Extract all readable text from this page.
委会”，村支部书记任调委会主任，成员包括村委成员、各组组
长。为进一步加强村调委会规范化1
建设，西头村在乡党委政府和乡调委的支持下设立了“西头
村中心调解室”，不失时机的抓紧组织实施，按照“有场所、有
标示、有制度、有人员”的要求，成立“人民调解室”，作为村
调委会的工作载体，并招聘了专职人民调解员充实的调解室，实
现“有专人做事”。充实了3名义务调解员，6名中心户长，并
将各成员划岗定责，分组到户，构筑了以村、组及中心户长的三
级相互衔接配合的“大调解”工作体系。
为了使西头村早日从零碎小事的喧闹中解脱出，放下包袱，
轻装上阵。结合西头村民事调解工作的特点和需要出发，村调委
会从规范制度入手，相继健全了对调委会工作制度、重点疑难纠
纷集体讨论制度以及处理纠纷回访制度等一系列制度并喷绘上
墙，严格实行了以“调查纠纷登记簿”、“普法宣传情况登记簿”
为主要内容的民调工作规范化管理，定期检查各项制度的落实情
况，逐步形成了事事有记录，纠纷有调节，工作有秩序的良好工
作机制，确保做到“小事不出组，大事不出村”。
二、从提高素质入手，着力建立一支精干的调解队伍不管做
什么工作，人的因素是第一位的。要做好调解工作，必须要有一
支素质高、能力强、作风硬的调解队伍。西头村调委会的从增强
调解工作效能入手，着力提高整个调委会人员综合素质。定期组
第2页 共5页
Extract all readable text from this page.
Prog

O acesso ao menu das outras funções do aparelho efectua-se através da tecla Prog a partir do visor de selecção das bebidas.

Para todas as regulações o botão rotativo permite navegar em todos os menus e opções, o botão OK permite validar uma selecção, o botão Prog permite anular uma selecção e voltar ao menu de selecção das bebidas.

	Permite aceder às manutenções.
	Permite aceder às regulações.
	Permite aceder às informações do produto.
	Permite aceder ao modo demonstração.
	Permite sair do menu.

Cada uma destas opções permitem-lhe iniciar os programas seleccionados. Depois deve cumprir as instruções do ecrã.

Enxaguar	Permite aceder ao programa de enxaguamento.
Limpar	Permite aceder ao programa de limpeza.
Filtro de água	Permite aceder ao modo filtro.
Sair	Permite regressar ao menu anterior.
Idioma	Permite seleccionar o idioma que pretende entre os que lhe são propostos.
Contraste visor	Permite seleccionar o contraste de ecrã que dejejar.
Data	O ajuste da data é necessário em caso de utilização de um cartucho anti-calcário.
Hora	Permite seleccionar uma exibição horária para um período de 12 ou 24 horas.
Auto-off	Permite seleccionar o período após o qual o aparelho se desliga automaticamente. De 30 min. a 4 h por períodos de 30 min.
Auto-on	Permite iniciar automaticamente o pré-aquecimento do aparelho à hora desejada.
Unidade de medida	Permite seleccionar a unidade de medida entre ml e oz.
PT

====

§ **WORK INSTRUCTIONS**
Extract all of the data above without altering anything.

§ **SOLUTION TO THIS PROBLEM**
Extract all readable text from this page.
委会”，村支部书记任调委会主任，成员包括村委成员、各组组
长。为进一步加强村调委会规范化1
建设，西头村在乡党委政府和乡调委的支持下设立了“西头
村中心调解室”，不失时机的抓紧组织实施，按照“有场所、有
标示、有制度、有人员”的要求，成立“人民调解室”，作为村
调委会的工作载体，并招聘了专职人民调解员充实的调解室，实
现“有专人做事”。充实了3名义务调解员，6名中心户长，并
将各成员划岗定责，分组到户，构筑了以村、组及中心户长的三
级相互衔接配合的“大调解”工作体系。
为了使西头村早日从零碎小事的喧闹中解脱出，放下包袱，
轻装上阵。结合西头村民事调解工作的特点和需要出发，村调委
会从规范制度入手，相继健全了对调委会工作制度、重点疑难纠
纷集体讨论制度以及处理纠纷回访制度等一系列制度并喷绘上
墙，严格实行了以“调查纠纷登记簿”、“普法宣传情况登记簿”
为主要内容的民调工作规范化管理，定期检查各项制度的落实情
况，逐步形成了事事有记录，纠纷有调节，工作有秩序的良好工
作机制，确保做到“小事不出组，大事不出村”。
二、从提高素质入手，着力建立一支精干的调解队伍不管做
什么工作，人的因素是第一位的。要做好调解工作，必须要有一
支素质高、能力强、作风硬的调解队伍。西头村调委会的从增强
调解工作效能入手，着力提高整个调委会人员综合素质。定期组
第2页 共5页
Extract all readable text from this page.
Prog

O acesso ao menu das outras funções do aparelho efectua-se através da tecla Prog a partir do visor de selecção das bebidas.

Para todas as regulações o botão rotativo permite navegar em todos os menus e opções, o botão OK permite validar uma selecção, o botão Prog permite anular uma selecção e voltar ao menu de selecção das bebidas.

	Permite aceder às manutenções.
	Permite aceder às regulações.
	Permite aceder às informações do produto.
	Permite aceder ao modo demonstração.
	Permite sair do menu.

Cada uma destas opções permitem-lhe iniciar os programas seleccionados. Depois deve cumprir as instruções do ecrã.

Enxaguar	Permite aceder ao programa de enxaguamento.
Limpar	Permite aceder ao programa de limpeza.
Filtro de água	Permite aceder ao modo filtro.
Sair	Permite regressar ao menu anterior.
Idioma	Permite seleccionar o idioma que pretende entre os que lhe são propostos.
Contraste visor	Permite seleccionar o contraste de ecrã que dejejar.
Data	O ajuste da data é necessário em caso de utilização de um cartucho anti-calcário.
Hora	Permite seleccionar uma exibição horária para um período de 12 ou 24 horas.
Auto-off	Permite seleccionar o período após o qual o aparelho se desliga automaticamente. De 30 min. a 4 h por períodos de 30 min.
Auto-on	Permite iniciar automaticamente o pré-aquecimento do aparelho à hora desejada.
Unidade de medida	Permite seleccionar a unidade de medida entre ml e oz.
PT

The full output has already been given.